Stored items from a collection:
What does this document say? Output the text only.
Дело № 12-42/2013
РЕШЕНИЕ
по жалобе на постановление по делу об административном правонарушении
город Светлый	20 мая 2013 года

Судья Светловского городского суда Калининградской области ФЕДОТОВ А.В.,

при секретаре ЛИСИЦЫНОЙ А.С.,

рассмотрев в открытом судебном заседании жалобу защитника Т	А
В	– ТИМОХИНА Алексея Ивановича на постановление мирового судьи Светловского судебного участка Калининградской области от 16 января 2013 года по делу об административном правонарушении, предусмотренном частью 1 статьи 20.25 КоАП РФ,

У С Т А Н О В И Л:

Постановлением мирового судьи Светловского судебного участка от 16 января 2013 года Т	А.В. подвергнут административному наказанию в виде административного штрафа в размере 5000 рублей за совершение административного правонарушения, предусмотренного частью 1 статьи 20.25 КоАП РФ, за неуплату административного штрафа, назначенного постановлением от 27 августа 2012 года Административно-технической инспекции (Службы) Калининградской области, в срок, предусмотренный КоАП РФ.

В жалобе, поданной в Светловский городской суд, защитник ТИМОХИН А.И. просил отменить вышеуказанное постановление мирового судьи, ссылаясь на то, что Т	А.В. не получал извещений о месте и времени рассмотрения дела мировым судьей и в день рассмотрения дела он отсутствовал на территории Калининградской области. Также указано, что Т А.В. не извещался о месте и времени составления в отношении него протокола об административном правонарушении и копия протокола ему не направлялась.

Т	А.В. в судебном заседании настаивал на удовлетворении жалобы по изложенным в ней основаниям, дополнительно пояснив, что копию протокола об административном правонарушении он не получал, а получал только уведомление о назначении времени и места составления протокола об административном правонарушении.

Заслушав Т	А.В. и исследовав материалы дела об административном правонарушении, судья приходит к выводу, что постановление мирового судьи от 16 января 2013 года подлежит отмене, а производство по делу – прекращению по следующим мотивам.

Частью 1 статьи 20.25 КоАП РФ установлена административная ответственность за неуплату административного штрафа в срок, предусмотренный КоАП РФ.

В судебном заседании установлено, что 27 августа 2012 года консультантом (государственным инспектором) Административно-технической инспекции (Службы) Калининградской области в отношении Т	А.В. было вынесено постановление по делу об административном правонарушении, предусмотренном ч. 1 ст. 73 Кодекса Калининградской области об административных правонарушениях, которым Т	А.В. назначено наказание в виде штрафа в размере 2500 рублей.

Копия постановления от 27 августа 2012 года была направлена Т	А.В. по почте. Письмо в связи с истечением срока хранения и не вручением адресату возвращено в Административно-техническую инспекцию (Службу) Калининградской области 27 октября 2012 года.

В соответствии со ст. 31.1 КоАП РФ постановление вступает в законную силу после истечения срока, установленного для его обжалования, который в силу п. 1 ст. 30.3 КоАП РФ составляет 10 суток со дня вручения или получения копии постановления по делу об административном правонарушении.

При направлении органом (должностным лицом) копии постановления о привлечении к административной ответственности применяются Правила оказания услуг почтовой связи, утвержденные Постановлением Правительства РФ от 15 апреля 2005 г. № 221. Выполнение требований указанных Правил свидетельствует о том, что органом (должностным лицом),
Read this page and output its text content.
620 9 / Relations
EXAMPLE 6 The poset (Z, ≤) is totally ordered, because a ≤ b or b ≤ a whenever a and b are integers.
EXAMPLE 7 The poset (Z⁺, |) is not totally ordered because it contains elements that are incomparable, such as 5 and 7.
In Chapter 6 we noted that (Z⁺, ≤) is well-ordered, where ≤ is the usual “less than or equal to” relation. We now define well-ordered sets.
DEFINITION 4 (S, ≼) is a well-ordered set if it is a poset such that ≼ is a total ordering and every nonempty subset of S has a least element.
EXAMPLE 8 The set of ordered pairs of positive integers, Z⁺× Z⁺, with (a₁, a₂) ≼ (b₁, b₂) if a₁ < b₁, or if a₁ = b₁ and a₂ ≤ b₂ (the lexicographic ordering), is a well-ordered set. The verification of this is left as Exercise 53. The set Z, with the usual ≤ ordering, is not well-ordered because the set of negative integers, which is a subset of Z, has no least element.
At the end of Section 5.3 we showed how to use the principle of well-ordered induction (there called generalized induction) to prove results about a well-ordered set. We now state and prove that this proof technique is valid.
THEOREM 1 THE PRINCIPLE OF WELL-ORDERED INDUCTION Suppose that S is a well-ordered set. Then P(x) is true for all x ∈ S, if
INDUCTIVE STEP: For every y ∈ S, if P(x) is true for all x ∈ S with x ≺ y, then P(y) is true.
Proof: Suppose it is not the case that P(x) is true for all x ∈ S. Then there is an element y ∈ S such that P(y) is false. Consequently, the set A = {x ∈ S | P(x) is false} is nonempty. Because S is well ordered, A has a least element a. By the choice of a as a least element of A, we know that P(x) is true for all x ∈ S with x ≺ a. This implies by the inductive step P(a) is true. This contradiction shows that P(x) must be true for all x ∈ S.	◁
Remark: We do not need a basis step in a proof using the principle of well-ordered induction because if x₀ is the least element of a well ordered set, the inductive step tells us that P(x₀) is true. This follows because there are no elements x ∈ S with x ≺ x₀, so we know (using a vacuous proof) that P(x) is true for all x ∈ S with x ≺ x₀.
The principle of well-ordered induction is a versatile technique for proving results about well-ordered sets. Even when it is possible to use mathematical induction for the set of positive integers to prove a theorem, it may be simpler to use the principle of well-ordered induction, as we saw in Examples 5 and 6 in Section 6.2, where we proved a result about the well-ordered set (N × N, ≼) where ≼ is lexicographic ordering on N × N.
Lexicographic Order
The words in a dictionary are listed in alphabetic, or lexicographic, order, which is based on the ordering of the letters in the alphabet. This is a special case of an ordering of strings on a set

Work required:
Your task is to repeat every line exactly.

Reply:
What does this document say? Output the text only.
Дело № 12-42/2013
РЕШЕНИЕ
по жалобе на постановление по делу об административном правонарушении
город Светлый	20 мая 2013 года

Судья Светловского городского суда Калининградской области ФЕДОТОВ А.В.,

при секретаре ЛИСИЦЫНОЙ А.С.,

рассмотрев в открытом судебном заседании жалобу защитника Т	А
В	– ТИМОХИНА Алексея Ивановича на постановление мирового судьи Светловского судебного участка Калининградской области от 16 января 2013 года по делу об административном правонарушении, предусмотренном частью 1 статьи 20.25 КоАП РФ,

У С Т А Н О В И Л:

Постановлением мирового судьи Светловского судебного участка от 16 января 2013 года Т	А.В. подвергнут административному наказанию в виде административного штрафа в размере 5000 рублей за совершение административного правонарушения, предусмотренного частью 1 статьи 20.25 КоАП РФ, за неуплату административного штрафа, назначенного постановлением от 27 августа 2012 года Административно-технической инспекции (Службы) Калининградской области, в срок, предусмотренный КоАП РФ.

В жалобе, поданной в Светловский городской суд, защитник ТИМОХИН А.И. просил отменить вышеуказанное постановление мирового судьи, ссылаясь на то, что Т	А.В. не получал извещений о месте и времени рассмотрения дела мировым судьей и в день рассмотрения дела он отсутствовал на территории Калининградской области. Также указано, что Т А.В. не извещался о месте и времени составления в отношении него протокола об административном правонарушении и копия протокола ему не направлялась.

Т	А.В. в судебном заседании настаивал на удовлетворении жалобы по изложенным в ней основаниям, дополнительно пояснив, что копию протокола об административном правонарушении он не получал, а получал только уведомление о назначении времени и места составления протокола об административном правонарушении.

Заслушав Т	А.В. и исследовав материалы дела об административном правонарушении, судья приходит к выводу, что постановление мирового судьи от 16 января 2013 года подлежит отмене, а производство по делу – прекращению по следующим мотивам.

Частью 1 статьи 20.25 КоАП РФ установлена административная ответственность за неуплату административного штрафа в срок, предусмотренный КоАП РФ.

В судебном заседании установлено, что 27 августа 2012 года консультантом (государственным инспектором) Административно-технической инспекции (Службы) Калининградской области в отношении Т	А.В. было вынесено постановление по делу об административном правонарушении, предусмотренном ч. 1 ст. 73 Кодекса Калининградской области об административных правонарушениях, которым Т	А.В. назначено наказание в виде штрафа в размере 2500 рублей.

Копия постановления от 27 августа 2012 года была направлена Т	А.В. по почте. Письмо в связи с истечением срока хранения и не вручением адресату возвращено в Административно-техническую инспекцию (Службу) Калининградской области 27 октября 2012 года.

В соответствии со ст. 31.1 КоАП РФ постановление вступает в законную силу после истечения срока, установленного для его обжалования, который в силу п. 1 ст. 30.3 КоАП РФ составляет 10 суток со дня вручения или получения копии постановления по делу об административном правонарушении.

При направлении органом (должностным лицом) копии постановления о привлечении к административной ответственности применяются Правила оказания услуг почтовой связи, утвержденные Постановлением Правительства РФ от 15 апреля 2005 г. № 221. Выполнение требований указанных Правил свидетельствует о том, что органом (должностным лицом),
Read this page and output its text content.
620 9 / Relations
EXAMPLE 6 The poset (Z, ≤) is totally ordered, because a ≤ b or b ≤ a whenever a and b are integers.
EXAMPLE 7 The poset (Z⁺, |) is not totally ordered because it contains elements that are incomparable, such as 5 and 7.
In Chapter 6 we noted that (Z⁺, ≤) is well-ordered, where ≤ is the usual “less than or equal to” relation. We now define well-ordered sets.
DEFINITION 4 (S, ≼) is a well-ordered set if it is a poset such that ≼ is a total ordering and every nonempty subset of S has a least element.
EXAMPLE 8 The set of ordered pairs of positive integers, Z⁺× Z⁺, with (a₁, a₂) ≼ (b₁, b₂) if a₁ < b₁, or if a₁ = b₁ and a₂ ≤ b₂ (the lexicographic ordering), is a well-ordered set. The verification of this is left as Exercise 53. The set Z, with the usual ≤ ordering, is not well-ordered because the set of negative integers, which is a subset of Z, has no least element.
At the end of Section 5.3 we showed how to use the principle of well-ordered induction (there called generalized induction) to prove results about a well-ordered set. We now state and prove that this proof technique is valid.
THEOREM 1 THE PRINCIPLE OF WELL-ORDERED INDUCTION Suppose that S is a well-ordered set. Then P(x) is true for all x ∈ S, if
INDUCTIVE STEP: For every y ∈ S, if P(x) is true for all x ∈ S with x ≺ y, then P(y) is true.
Proof: Suppose it is not the case that P(x) is true for all x ∈ S. Then there is an element y ∈ S such that P(y) is false. Consequently, the set A = {x ∈ S | P(x) is false} is nonempty. Because S is well ordered, A has a least element a. By the choice of a as a least element of A, we know that P(x) is true for all x ∈ S with x ≺ a. This implies by the inductive step P(a) is true. This contradiction shows that P(x) must be true for all x ∈ S.	◁
Remark: We do not need a basis step in a proof using the principle of well-ordered induction because if x₀ is the least element of a well ordered set, the inductive step tells us that P(x₀) is true. This follows because there are no elements x ∈ S with x ≺ x₀, so we know (using a vacuous proof) that P(x) is true for all x ∈ S with x ≺ x₀.
The principle of well-ordered induction is a versatile technique for proving results about well-ordered sets. Even when it is possible to use mathematical induction for the set of positive integers to prove a theorem, it may be simpler to use the principle of well-ordered induction, as we saw in Examples 5 and 6 in Section 6.2, where we proved a result about the well-ordered set (N × N, ≼) where ≼ is lexicographic ordering on N × N.
Lexicographic Order
The words in a dictionary are listed in alphabetic, or lexicographic, order, which is based on the ordering of the letters in the alphabet. This is a special case of an ordering of strings on a set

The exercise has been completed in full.